-- Start of Supplied information --
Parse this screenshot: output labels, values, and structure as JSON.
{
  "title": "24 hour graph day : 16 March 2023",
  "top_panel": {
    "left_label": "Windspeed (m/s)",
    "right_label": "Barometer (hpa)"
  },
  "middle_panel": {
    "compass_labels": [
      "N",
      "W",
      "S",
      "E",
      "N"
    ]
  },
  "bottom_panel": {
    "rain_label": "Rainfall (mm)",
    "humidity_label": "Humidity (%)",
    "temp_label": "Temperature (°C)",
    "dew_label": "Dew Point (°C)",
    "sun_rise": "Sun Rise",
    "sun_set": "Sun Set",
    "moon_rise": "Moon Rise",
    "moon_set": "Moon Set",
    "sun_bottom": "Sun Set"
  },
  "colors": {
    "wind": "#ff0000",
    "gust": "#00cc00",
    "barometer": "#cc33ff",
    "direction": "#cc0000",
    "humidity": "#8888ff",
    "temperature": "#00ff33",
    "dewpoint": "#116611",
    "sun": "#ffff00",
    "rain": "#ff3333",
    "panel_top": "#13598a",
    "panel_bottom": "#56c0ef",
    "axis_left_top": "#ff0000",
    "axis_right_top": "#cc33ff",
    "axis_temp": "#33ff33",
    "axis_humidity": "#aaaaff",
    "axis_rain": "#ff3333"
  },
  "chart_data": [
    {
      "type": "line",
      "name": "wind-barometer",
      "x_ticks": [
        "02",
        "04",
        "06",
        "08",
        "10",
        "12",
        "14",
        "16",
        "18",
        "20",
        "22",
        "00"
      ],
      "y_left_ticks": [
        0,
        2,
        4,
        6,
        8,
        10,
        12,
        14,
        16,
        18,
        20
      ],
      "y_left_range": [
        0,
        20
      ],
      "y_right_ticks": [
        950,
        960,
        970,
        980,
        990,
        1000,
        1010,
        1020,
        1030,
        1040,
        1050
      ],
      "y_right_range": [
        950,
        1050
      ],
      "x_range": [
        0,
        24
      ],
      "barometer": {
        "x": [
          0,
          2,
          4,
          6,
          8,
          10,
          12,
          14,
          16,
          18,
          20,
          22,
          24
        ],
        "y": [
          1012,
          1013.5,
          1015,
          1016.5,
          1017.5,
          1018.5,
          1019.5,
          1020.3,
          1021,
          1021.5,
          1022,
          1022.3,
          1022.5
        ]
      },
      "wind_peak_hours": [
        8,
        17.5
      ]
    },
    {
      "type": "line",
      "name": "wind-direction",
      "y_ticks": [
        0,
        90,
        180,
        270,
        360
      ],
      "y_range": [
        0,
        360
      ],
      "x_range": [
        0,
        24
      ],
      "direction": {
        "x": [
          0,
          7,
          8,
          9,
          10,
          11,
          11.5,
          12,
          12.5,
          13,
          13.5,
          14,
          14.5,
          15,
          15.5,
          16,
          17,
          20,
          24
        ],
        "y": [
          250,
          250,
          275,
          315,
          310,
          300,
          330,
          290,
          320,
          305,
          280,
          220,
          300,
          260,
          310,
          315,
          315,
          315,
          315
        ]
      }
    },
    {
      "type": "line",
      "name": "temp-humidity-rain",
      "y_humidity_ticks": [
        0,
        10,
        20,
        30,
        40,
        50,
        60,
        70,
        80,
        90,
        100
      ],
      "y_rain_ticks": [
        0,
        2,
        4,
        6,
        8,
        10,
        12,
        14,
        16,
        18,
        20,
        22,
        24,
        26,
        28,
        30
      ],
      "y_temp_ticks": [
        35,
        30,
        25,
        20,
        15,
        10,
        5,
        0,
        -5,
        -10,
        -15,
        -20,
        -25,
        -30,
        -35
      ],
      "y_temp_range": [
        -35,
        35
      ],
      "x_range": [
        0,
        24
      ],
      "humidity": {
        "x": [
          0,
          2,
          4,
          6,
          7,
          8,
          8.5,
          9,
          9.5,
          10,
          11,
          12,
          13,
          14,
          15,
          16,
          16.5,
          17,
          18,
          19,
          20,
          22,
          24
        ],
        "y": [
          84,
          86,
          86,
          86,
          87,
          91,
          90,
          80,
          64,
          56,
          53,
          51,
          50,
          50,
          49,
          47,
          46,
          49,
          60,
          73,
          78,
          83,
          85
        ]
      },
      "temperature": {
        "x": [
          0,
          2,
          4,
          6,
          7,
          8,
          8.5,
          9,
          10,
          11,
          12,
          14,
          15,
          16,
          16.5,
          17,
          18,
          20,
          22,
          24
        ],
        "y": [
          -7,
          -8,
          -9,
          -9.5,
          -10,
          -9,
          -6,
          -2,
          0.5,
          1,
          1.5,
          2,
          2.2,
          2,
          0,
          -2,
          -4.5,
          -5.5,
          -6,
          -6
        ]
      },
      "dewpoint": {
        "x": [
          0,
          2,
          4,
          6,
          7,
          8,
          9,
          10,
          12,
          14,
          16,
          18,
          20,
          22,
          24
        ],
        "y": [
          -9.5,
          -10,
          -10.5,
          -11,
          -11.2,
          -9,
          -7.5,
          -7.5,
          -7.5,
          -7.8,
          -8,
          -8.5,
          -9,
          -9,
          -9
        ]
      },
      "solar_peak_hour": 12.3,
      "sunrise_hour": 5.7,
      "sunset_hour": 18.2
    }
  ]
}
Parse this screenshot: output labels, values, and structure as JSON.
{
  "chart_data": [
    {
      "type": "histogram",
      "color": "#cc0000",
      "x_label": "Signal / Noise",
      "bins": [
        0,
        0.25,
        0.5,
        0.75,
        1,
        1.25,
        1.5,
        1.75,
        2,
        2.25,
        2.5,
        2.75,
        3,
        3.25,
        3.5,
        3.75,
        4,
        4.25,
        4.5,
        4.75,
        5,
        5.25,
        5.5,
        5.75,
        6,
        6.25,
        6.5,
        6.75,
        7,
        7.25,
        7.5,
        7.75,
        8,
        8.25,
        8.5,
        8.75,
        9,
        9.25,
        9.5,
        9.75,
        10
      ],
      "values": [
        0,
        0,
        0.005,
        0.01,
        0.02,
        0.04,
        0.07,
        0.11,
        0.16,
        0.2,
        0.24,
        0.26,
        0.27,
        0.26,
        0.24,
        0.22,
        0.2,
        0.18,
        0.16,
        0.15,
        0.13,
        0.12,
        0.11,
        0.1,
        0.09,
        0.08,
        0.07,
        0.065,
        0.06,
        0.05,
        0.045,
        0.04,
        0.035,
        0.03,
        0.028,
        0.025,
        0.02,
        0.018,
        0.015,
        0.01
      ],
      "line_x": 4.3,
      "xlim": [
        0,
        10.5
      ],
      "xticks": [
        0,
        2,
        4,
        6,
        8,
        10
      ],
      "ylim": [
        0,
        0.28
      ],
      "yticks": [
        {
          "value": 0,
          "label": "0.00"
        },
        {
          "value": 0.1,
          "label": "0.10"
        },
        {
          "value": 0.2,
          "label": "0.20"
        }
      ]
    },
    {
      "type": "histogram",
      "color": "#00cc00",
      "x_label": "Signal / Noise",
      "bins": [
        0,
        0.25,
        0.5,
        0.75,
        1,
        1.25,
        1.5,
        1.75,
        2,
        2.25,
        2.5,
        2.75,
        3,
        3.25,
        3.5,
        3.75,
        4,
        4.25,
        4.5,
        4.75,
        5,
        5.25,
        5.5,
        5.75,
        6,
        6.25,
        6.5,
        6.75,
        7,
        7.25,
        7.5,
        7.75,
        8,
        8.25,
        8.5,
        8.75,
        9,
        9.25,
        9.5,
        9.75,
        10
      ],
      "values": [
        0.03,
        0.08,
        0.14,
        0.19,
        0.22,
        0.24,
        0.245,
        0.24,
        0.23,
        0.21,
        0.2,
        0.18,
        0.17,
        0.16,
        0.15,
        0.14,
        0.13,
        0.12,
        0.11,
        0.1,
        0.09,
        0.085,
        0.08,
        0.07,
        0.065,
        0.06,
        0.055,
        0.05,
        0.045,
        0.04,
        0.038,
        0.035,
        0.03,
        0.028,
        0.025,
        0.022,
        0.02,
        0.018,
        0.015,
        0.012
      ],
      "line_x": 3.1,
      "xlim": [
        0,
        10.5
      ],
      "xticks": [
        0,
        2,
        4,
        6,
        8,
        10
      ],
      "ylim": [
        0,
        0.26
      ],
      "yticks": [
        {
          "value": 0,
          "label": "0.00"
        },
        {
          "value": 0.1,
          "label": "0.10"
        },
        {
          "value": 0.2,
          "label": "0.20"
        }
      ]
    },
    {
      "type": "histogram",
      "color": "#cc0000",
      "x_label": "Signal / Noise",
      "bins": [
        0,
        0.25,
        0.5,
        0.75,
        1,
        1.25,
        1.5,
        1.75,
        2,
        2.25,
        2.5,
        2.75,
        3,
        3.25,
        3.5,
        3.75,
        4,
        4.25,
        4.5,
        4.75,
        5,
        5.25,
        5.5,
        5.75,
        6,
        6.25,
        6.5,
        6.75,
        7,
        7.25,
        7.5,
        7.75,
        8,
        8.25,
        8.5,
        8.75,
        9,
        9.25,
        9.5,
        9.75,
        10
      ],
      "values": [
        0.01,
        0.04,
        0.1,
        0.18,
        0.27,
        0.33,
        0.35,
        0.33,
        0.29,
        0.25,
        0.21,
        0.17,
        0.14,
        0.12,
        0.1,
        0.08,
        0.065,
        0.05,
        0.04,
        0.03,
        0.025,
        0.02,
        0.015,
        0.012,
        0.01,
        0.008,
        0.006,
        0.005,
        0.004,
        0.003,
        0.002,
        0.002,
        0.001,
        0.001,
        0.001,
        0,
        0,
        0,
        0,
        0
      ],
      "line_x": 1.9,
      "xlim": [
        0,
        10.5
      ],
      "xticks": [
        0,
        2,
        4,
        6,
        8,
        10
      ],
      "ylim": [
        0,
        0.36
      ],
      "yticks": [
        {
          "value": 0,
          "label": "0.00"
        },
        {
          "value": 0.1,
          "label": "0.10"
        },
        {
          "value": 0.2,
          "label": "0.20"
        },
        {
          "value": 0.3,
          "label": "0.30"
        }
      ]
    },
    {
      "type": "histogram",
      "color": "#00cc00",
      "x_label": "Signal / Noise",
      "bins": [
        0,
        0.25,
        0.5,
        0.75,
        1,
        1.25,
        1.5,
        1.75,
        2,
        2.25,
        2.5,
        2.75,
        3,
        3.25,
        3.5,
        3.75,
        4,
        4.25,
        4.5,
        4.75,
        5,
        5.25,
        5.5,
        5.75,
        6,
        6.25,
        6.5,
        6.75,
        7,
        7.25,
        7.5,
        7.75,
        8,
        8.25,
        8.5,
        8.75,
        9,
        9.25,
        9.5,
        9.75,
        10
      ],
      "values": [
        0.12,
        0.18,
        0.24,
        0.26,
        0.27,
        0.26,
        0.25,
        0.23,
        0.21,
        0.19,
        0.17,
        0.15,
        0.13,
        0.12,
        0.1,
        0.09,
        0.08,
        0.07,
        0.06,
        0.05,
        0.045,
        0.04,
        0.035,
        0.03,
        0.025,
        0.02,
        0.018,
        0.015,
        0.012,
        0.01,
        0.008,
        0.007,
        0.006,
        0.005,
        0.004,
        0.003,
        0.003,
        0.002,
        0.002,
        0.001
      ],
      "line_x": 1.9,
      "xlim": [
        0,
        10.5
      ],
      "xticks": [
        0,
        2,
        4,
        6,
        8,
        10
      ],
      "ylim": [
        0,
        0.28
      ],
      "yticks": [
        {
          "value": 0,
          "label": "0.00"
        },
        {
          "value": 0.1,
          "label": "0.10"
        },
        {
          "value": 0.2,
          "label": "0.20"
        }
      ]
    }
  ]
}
-- End of Supplied information --
Using the listing above, state the number of lines that hold "direction", with no other text.

**Response:** 3